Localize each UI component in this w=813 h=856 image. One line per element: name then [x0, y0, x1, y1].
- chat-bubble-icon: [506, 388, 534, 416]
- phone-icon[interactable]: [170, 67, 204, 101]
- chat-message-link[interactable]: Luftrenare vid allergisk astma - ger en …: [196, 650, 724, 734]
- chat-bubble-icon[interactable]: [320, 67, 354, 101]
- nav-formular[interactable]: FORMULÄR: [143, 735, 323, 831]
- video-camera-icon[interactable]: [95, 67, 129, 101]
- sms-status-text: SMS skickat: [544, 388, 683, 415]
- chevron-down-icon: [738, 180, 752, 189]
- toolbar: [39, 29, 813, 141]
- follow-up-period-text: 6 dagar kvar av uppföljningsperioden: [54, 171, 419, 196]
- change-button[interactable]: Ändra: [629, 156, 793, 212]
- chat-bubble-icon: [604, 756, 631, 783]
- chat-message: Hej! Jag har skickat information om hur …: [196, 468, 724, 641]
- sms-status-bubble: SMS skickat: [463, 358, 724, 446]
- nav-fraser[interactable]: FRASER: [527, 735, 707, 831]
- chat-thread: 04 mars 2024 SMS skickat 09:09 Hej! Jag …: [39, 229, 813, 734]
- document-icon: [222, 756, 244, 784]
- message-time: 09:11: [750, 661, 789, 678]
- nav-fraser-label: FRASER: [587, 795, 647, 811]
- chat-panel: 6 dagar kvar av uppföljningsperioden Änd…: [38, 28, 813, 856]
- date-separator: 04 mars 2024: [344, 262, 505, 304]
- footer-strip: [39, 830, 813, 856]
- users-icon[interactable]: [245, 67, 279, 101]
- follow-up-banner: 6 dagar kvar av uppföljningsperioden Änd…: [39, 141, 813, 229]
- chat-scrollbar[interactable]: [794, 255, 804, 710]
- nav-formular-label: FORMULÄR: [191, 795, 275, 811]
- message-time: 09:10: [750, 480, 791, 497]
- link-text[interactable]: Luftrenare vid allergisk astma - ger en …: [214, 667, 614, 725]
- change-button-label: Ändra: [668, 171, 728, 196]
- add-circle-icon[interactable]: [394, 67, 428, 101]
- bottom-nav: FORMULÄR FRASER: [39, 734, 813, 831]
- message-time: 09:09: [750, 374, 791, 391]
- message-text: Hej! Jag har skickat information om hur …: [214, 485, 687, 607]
▬▬▬▬▬▬
GOAL »
Write out every one of the lines above again, character for character, with nothing changed, left out, or added.

OUTPUT FOR THIS TASK »
Localize each UI component in this w=813 h=856 image. One line per element: name then [x0, y0, x1, y1].
- chat-bubble-icon: [506, 388, 534, 416]
- phone-icon[interactable]: [170, 67, 204, 101]
- chat-message-link[interactable]: Luftrenare vid allergisk astma - ger en …: [196, 650, 724, 734]
- chat-bubble-icon[interactable]: [320, 67, 354, 101]
- nav-formular[interactable]: FORMULÄR: [143, 735, 323, 831]
- video-camera-icon[interactable]: [95, 67, 129, 101]
- sms-status-text: SMS skickat: [544, 388, 683, 415]
- chevron-down-icon: [738, 180, 752, 189]
- toolbar: [39, 29, 813, 141]
- follow-up-period-text: 6 dagar kvar av uppföljningsperioden: [54, 171, 419, 196]
- change-button[interactable]: Ändra: [629, 156, 793, 212]
- chat-bubble-icon: [604, 756, 631, 783]
- chat-message: Hej! Jag har skickat information om hur …: [196, 468, 724, 641]
- sms-status-bubble: SMS skickat: [463, 358, 724, 446]
- nav-fraser[interactable]: FRASER: [527, 735, 707, 831]
- chat-thread: 04 mars 2024 SMS skickat 09:09 Hej! Jag …: [39, 229, 813, 734]
- document-icon: [222, 756, 244, 784]
- message-time: 09:11: [750, 661, 789, 678]
- nav-fraser-label: FRASER: [587, 795, 647, 811]
- chat-panel: 6 dagar kvar av uppföljningsperioden Änd…: [38, 28, 813, 856]
- date-separator: 04 mars 2024: [344, 262, 505, 304]
- footer-strip: [39, 830, 813, 856]
- users-icon[interactable]: [245, 67, 279, 101]
- follow-up-banner: 6 dagar kvar av uppföljningsperioden Änd…: [39, 141, 813, 229]
- chat-scrollbar[interactable]: [794, 255, 804, 710]
- nav-formular-label: FORMULÄR: [191, 795, 275, 811]
- message-time: 09:10: [750, 480, 791, 497]
- link-text[interactable]: Luftrenare vid allergisk astma - ger en …: [214, 667, 614, 725]
- change-button-label: Ändra: [668, 171, 728, 196]
- add-circle-icon[interactable]: [394, 67, 428, 101]
- bottom-nav: FORMULÄR FRASER: [39, 734, 813, 831]
- message-time: 09:09: [750, 374, 791, 391]
- message-text: Hej! Jag har skickat information om hur …: [214, 485, 687, 607]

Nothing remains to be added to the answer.